--- start GIVEN DATA ---

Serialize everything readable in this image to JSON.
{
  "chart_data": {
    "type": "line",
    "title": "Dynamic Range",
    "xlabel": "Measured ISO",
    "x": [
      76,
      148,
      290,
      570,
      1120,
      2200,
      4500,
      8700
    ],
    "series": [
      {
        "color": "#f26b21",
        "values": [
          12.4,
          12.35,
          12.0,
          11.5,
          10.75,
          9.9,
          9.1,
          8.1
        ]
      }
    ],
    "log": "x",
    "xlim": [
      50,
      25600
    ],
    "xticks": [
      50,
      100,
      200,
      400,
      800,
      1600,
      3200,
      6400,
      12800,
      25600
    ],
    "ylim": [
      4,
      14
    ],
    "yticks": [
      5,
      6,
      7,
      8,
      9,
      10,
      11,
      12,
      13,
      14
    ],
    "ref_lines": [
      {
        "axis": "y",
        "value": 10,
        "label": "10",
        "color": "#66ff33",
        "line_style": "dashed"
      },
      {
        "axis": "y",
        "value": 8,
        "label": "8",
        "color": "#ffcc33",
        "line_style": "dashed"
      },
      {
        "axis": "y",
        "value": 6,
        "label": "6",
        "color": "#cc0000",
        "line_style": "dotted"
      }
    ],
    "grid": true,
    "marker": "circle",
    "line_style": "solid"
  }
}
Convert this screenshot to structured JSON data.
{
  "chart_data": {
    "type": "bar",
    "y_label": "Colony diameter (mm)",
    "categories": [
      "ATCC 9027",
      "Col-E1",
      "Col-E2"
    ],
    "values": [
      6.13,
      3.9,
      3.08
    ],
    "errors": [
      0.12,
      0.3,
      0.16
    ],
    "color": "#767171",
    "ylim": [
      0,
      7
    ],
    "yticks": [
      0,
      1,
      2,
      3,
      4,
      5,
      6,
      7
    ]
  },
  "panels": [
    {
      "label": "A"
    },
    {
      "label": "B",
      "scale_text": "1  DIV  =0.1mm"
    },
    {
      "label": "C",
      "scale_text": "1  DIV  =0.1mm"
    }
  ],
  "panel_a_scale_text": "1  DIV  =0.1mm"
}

--- end GIVEN DATA ---

• WORK TO DO
Lines that hold "color" are the ones to copy; find all of them.

• EXERCISE OUTPUT
        "color": "#f26b21",
        "color": "#66ff33",
        "color": "#ffcc33",
        "color": "#cc0000",
    "color": "#767171",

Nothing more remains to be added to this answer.